DO THIS
Could you write out the records below exactly as they appear?

Dataset entries
┌──
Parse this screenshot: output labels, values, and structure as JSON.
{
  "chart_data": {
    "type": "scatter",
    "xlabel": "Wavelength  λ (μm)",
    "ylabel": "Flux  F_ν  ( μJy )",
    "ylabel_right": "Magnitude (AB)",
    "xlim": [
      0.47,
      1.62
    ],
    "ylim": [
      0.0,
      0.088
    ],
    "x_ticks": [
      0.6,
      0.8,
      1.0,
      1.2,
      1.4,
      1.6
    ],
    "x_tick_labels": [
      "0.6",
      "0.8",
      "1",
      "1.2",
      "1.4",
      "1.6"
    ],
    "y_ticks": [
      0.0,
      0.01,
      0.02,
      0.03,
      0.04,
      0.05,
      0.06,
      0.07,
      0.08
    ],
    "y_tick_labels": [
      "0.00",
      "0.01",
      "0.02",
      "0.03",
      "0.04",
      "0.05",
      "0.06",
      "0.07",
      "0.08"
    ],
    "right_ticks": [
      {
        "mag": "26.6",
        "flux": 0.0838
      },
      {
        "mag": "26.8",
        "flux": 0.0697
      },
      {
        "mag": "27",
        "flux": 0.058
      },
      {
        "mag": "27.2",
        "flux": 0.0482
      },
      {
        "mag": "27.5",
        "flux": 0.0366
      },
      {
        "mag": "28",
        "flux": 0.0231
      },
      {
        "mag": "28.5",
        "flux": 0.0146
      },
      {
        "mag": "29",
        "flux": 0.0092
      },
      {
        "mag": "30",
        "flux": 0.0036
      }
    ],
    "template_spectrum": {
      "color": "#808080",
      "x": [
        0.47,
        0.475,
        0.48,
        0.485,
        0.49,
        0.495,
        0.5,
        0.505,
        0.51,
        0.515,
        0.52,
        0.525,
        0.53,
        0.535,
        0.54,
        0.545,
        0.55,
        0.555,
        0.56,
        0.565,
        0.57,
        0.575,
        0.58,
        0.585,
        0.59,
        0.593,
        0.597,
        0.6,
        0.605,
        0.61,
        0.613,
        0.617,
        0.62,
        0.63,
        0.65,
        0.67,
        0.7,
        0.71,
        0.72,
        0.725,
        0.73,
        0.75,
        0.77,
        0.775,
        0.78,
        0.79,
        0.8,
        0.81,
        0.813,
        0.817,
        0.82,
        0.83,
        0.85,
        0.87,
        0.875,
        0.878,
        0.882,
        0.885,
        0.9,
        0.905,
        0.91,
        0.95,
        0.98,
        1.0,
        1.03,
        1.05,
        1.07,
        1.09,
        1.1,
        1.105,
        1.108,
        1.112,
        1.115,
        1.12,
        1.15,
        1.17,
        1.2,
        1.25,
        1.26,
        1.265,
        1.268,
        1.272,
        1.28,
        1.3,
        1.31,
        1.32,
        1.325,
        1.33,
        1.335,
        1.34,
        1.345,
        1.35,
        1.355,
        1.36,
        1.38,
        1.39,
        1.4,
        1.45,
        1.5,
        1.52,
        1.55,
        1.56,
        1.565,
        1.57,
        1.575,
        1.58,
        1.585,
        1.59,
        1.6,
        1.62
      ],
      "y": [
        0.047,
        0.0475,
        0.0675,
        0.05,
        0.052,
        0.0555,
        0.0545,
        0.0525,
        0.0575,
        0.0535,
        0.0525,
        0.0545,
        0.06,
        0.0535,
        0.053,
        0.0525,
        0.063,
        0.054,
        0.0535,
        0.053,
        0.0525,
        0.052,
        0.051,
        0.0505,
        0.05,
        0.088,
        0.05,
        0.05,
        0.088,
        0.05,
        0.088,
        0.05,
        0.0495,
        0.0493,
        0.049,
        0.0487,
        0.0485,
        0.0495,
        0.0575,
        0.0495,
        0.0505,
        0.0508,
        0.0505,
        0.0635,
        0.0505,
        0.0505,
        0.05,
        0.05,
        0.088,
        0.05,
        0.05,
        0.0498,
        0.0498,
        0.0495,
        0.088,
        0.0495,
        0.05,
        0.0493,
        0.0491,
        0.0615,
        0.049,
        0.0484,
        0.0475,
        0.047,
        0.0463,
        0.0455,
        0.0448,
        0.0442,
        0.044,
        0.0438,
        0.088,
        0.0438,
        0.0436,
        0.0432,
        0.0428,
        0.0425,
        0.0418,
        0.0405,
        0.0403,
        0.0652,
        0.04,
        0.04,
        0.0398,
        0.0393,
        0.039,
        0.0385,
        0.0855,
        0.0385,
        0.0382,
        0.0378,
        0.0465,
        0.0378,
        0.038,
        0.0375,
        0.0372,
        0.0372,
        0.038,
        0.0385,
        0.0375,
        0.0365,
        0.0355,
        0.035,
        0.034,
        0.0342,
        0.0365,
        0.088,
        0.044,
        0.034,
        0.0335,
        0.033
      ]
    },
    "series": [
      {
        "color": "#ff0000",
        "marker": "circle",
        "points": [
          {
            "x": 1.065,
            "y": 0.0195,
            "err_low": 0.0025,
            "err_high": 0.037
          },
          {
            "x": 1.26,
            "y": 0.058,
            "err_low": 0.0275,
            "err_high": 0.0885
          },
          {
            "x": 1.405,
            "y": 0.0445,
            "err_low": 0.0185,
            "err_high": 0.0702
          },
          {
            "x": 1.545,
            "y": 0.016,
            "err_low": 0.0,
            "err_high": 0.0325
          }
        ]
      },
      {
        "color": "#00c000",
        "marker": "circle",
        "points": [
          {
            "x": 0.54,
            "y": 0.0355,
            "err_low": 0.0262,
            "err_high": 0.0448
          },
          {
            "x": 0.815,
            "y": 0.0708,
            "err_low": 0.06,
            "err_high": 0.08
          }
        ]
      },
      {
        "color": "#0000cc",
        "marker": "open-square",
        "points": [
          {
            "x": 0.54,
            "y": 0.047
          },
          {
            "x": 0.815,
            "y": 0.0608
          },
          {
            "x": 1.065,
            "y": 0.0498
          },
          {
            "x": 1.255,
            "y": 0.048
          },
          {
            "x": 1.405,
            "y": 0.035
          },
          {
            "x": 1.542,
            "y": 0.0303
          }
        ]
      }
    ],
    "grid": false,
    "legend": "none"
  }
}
└──
THE SOLUTION
Parse this screenshot: output labels, values, and structure as JSON.
{
  "chart_data": {
    "type": "scatter",
    "xlabel": "Wavelength  λ (μm)",
    "ylabel": "Flux  F_ν  ( μJy )",
    "ylabel_right": "Magnitude (AB)",
    "xlim": [
      0.47,
      1.62
    ],
    "ylim": [
      0.0,
      0.088
    ],
    "x_ticks": [
      0.6,
      0.8,
      1.0,
      1.2,
      1.4,
      1.6
    ],
    "x_tick_labels": [
      "0.6",
      "0.8",
      "1",
      "1.2",
      "1.4",
      "1.6"
    ],
    "y_ticks": [
      0.0,
      0.01,
      0.02,
      0.03,
      0.04,
      0.05,
      0.06,
      0.07,
      0.08
    ],
    "y_tick_labels": [
      "0.00",
      "0.01",
      "0.02",
      "0.03",
      "0.04",
      "0.05",
      "0.06",
      "0.07",
      "0.08"
    ],
    "right_ticks": [
      {
        "mag": "26.6",
        "flux": 0.0838
      },
      {
        "mag": "26.8",
        "flux": 0.0697
      },
      {
        "mag": "27",
        "flux": 0.058
      },
      {
        "mag": "27.2",
        "flux": 0.0482
      },
      {
        "mag": "27.5",
        "flux": 0.0366
      },
      {
        "mag": "28",
        "flux": 0.0231
      },
      {
        "mag": "28.5",
        "flux": 0.0146
      },
      {
        "mag": "29",
        "flux": 0.0092
      },
      {
        "mag": "30",
        "flux": 0.0036
      }
    ],
    "template_spectrum": {
      "color": "#808080",
      "x": [
        0.47,
        0.475,
        0.48,
        0.485,
        0.49,
        0.495,
        0.5,
        0.505,
        0.51,
        0.515,
        0.52,
        0.525,
        0.53,
        0.535,
        0.54,
        0.545,
        0.55,
        0.555,
        0.56,
        0.565,
        0.57,
        0.575,
        0.58,
        0.585,
        0.59,
        0.593,
        0.597,
        0.6,
        0.605,
        0.61,
        0.613,
        0.617,
        0.62,
        0.63,
        0.65,
        0.67,
        0.7,
        0.71,
        0.72,
        0.725,
        0.73,
        0.75,
        0.77,
        0.775,
        0.78,
        0.79,
        0.8,
        0.81,
        0.813,
        0.817,
        0.82,
        0.83,
        0.85,
        0.87,
        0.875,
        0.878,
        0.882,
        0.885,
        0.9,
        0.905,
        0.91,
        0.95,
        0.98,
        1.0,
        1.03,
        1.05,
        1.07,
        1.09,
        1.1,
        1.105,
        1.108,
        1.112,
        1.115,
        1.12,
        1.15,
        1.17,
        1.2,
        1.25,
        1.26,
        1.265,
        1.268,
        1.272,
        1.28,
        1.3,
        1.31,
        1.32,
        1.325,
        1.33,
        1.335,
        1.34,
        1.345,
        1.35,
        1.355,
        1.36,
        1.38,
        1.39,
        1.4,
        1.45,
        1.5,
        1.52,
        1.55,
        1.56,
        1.565,
        1.57,
        1.575,
        1.58,
        1.585,
        1.59,
        1.6,
        1.62
      ],
      "y": [
        0.047,
        0.0475,
        0.0675,
        0.05,
        0.052,
        0.0555,
        0.0545,
        0.0525,
        0.0575,
        0.0535,
        0.0525,
        0.0545,
        0.06,
        0.0535,
        0.053,
        0.0525,
        0.063,
        0.054,
        0.0535,
        0.053,
        0.0525,
        0.052,
        0.051,
        0.0505,
        0.05,
        0.088,
        0.05,
        0.05,
        0.088,
        0.05,
        0.088,
        0.05,
        0.0495,
        0.0493,
        0.049,
        0.0487,
        0.0485,
        0.0495,
        0.0575,
        0.0495,
        0.0505,
        0.0508,
        0.0505,
        0.0635,
        0.0505,
        0.0505,
        0.05,
        0.05,
        0.088,
        0.05,
        0.05,
        0.0498,
        0.0498,
        0.0495,
        0.088,
        0.0495,
        0.05,
        0.0493,
        0.0491,
        0.0615,
        0.049,
        0.0484,
        0.0475,
        0.047,
        0.0463,
        0.0455,
        0.0448,
        0.0442,
        0.044,
        0.0438,
        0.088,
        0.0438,
        0.0436,
        0.0432,
        0.0428,
        0.0425,
        0.0418,
        0.0405,
        0.0403,
        0.0652,
        0.04,
        0.04,
        0.0398,
        0.0393,
        0.039,
        0.0385,
        0.0855,
        0.0385,
        0.0382,
        0.0378,
        0.0465,
        0.0378,
        0.038,
        0.0375,
        0.0372,
        0.0372,
        0.038,
        0.0385,
        0.0375,
        0.0365,
        0.0355,
        0.035,
        0.034,
        0.0342,
        0.0365,
        0.088,
        0.044,
        0.034,
        0.0335,
        0.033
      ]
    },
    "series": [
      {
        "color": "#ff0000",
        "marker": "circle",
        "points": [
          {
            "x": 1.065,
            "y": 0.0195,
            "err_low": 0.0025,
            "err_high": 0.037
          },
          {
            "x": 1.26,
            "y": 0.058,
            "err_low": 0.0275,
            "err_high": 0.0885
          },
          {
            "x": 1.405,
            "y": 0.0445,
            "err_low": 0.0185,
            "err_high": 0.0702
          },
          {
            "x": 1.545,
            "y": 0.016,
            "err_low": 0.0,
            "err_high": 0.0325
          }
        ]
      },
      {
        "color": "#00c000",
        "marker": "circle",
        "points": [
          {
            "x": 0.54,
            "y": 0.0355,
            "err_low": 0.0262,
            "err_high": 0.0448
          },
          {
            "x": 0.815,
            "y": 0.0708,
            "err_low": 0.06,
            "err_high": 0.08
          }
        ]
      },
      {
        "color": "#0000cc",
        "marker": "open-square",
        "points": [
          {
            "x": 0.54,
            "y": 0.047
          },
          {
            "x": 0.815,
            "y": 0.0608
          },
          {
            "x": 1.065,
            "y": 0.0498
          },
          {
            "x": 1.255,
            "y": 0.048
          },
          {
            "x": 1.405,
            "y": 0.035
          },
          {
            "x": 1.542,
            "y": 0.0303
          }
        ]
      }
    ],
    "grid": false,
    "legend": "none"
  }
}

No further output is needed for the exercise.